→ **THE TASK**: Which lines in the entries contain the string "Start"? Return each of them in full, counting only matches in the same case.

→ **MATERIAL FOR THIS EXERCISE**:
☆ ☆ ☆ ☆ ☆ ☆ ☆

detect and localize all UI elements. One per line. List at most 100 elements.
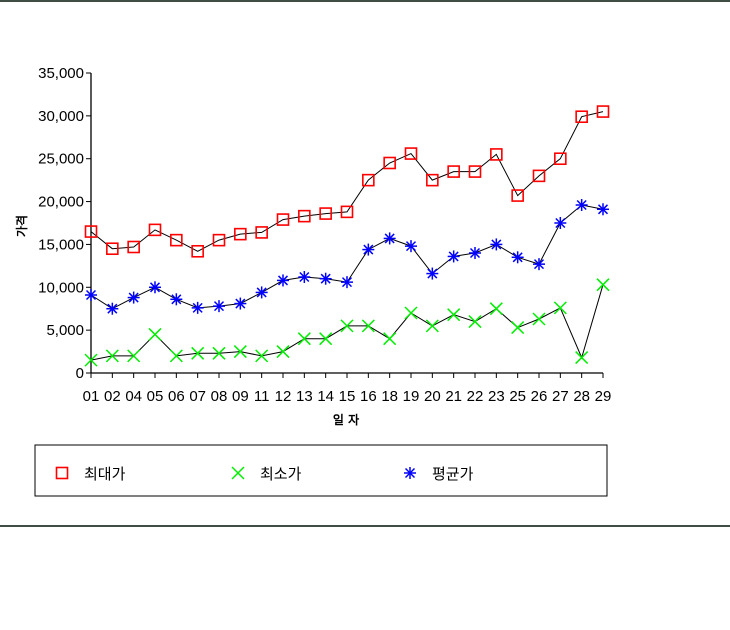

☆ ☆ ☆ ☆ ☆ ☆ ☆

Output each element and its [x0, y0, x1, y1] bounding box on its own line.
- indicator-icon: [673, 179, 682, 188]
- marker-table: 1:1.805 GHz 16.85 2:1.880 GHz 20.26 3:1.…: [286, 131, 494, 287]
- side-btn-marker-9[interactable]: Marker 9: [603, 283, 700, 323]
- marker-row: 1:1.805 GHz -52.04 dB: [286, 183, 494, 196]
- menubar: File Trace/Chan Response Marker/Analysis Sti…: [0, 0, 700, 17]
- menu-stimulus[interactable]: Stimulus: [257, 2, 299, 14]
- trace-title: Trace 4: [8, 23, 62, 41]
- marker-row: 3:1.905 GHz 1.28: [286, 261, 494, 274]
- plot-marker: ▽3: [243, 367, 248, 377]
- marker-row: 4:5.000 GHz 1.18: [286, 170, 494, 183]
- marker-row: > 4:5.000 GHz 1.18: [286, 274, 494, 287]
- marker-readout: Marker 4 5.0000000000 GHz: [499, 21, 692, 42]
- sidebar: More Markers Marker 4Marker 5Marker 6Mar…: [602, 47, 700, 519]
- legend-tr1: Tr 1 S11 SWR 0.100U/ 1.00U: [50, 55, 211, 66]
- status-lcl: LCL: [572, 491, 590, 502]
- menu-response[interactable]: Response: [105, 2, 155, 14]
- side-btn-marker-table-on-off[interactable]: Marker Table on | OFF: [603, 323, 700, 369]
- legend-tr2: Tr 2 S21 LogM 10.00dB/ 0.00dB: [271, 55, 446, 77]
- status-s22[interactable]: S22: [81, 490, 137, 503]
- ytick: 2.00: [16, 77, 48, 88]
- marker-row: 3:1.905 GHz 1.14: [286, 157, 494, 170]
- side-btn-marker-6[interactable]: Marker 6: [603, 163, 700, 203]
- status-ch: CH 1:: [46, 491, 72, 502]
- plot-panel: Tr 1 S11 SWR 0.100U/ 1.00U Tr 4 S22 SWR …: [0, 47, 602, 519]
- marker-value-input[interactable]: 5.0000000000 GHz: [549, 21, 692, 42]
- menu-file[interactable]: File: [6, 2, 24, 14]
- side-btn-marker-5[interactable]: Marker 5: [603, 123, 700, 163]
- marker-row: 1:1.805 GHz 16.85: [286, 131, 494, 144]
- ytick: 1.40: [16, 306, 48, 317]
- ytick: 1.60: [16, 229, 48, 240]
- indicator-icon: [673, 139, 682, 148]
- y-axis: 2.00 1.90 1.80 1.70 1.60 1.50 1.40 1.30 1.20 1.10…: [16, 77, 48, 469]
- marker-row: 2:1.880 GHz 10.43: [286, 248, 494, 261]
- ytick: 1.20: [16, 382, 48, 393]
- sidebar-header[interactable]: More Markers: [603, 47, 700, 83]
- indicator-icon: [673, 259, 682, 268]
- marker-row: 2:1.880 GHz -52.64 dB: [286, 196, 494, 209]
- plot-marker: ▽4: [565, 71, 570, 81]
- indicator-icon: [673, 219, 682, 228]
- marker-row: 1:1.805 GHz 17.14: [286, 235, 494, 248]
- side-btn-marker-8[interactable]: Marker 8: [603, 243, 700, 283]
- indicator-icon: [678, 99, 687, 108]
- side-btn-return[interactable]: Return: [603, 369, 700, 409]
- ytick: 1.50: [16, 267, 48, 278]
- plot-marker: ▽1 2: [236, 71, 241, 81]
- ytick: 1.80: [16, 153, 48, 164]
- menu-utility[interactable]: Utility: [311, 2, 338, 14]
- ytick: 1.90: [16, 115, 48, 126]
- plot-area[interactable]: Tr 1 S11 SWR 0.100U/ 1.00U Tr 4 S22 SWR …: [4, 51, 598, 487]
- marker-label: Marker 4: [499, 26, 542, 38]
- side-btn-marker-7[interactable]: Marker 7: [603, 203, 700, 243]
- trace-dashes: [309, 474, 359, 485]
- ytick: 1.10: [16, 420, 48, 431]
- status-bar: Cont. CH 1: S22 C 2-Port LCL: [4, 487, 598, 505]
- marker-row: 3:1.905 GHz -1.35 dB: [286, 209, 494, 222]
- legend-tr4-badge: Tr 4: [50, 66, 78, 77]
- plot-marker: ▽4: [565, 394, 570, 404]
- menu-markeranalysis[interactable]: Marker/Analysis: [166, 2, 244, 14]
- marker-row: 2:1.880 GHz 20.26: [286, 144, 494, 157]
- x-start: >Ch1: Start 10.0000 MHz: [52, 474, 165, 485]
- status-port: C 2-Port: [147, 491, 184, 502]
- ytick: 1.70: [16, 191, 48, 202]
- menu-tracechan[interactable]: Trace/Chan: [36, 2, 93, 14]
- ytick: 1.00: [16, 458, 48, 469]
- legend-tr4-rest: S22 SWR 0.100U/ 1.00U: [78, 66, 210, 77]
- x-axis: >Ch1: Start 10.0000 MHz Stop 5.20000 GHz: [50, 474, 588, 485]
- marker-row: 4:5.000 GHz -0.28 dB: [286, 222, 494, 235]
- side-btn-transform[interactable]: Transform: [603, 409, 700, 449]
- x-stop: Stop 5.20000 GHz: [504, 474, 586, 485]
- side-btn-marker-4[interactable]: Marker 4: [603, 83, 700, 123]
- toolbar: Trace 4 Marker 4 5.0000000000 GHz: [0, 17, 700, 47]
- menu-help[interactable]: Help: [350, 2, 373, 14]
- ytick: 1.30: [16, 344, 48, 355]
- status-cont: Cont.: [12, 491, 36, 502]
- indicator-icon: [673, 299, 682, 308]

☆ ☆ ☆ ☆ ☆ ☆ ☆

→ **RESULT BELOW**:
- x-start: >Ch1: Start 10.0000 MHz: [52, 474, 165, 485]
- x-axis: >Ch1: Start 10.0000 MHz Stop 5.20000 GHz: [50, 474, 588, 485]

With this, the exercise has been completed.